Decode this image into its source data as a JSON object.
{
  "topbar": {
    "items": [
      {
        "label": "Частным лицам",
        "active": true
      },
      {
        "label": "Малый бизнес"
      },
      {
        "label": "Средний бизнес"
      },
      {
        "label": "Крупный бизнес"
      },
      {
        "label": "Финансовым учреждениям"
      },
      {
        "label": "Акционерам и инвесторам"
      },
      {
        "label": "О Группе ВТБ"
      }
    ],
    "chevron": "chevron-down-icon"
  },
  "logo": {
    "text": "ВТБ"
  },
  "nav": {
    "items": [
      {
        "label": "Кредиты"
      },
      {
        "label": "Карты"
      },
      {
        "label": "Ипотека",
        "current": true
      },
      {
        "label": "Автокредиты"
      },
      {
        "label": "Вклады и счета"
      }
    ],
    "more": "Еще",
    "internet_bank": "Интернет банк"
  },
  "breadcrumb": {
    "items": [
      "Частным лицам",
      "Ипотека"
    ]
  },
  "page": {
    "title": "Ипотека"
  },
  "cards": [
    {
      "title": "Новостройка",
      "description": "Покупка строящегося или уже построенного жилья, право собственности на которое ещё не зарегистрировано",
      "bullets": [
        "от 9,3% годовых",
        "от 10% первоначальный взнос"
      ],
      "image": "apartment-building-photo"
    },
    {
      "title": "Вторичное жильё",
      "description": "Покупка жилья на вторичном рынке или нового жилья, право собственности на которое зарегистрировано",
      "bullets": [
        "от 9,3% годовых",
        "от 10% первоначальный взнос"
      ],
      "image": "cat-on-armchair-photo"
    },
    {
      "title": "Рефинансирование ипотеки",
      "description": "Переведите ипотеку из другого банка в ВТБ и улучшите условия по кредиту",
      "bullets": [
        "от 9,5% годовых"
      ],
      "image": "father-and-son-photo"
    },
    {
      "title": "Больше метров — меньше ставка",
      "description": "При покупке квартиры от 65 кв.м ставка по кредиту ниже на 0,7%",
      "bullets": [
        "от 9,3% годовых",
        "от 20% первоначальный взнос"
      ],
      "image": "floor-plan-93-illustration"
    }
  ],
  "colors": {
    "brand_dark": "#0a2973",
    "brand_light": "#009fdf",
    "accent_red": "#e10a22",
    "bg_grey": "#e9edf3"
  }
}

=======

Your objective
Transcribe all of the material exactly. Omit nothing.

Completed task
Decode this image into its source data as a JSON object.
{
  "topbar": {
    "items": [
      {
        "label": "Частным лицам",
        "active": true
      },
      {
        "label": "Малый бизнес"
      },
      {
        "label": "Средний бизнес"
      },
      {
        "label": "Крупный бизнес"
      },
      {
        "label": "Финансовым учреждениям"
      },
      {
        "label": "Акционерам и инвесторам"
      },
      {
        "label": "О Группе ВТБ"
      }
    ],
    "chevron": "chevron-down-icon"
  },
  "logo": {
    "text": "ВТБ"
  },
  "nav": {
    "items": [
      {
        "label": "Кредиты"
      },
      {
        "label": "Карты"
      },
      {
        "label": "Ипотека",
        "current": true
      },
      {
        "label": "Автокредиты"
      },
      {
        "label": "Вклады и счета"
      }
    ],
    "more": "Еще",
    "internet_bank": "Интернет банк"
  },
  "breadcrumb": {
    "items": [
      "Частным лицам",
      "Ипотека"
    ]
  },
  "page": {
    "title": "Ипотека"
  },
  "cards": [
    {
      "title": "Новостройка",
      "description": "Покупка строящегося или уже построенного жилья, право собственности на которое ещё не зарегистрировано",
      "bullets": [
        "от 9,3% годовых",
        "от 10% первоначальный взнос"
      ],
      "image": "apartment-building-photo"
    },
    {
      "title": "Вторичное жильё",
      "description": "Покупка жилья на вторичном рынке или нового жилья, право собственности на которое зарегистрировано",
      "bullets": [
        "от 9,3% годовых",
        "от 10% первоначальный взнос"
      ],
      "image": "cat-on-armchair-photo"
    },
    {
      "title": "Рефинансирование ипотеки",
      "description": "Переведите ипотеку из другого банка в ВТБ и улучшите условия по кредиту",
      "bullets": [
        "от 9,5% годовых"
      ],
      "image": "father-and-son-photo"
    },
    {
      "title": "Больше метров — меньше ставка",
      "description": "При покупке квартиры от 65 кв.м ставка по кредиту ниже на 0,7%",
      "bullets": [
        "от 9,3% годовых",
        "от 20% первоначальный взнос"
      ],
      "image": "floor-plan-93-illustration"
    }
  ],
  "colors": {
    "brand_dark": "#0a2973",
    "brand_light": "#009fdf",
    "accent_red": "#e10a22",
    "bg_grey": "#e9edf3"
  }
}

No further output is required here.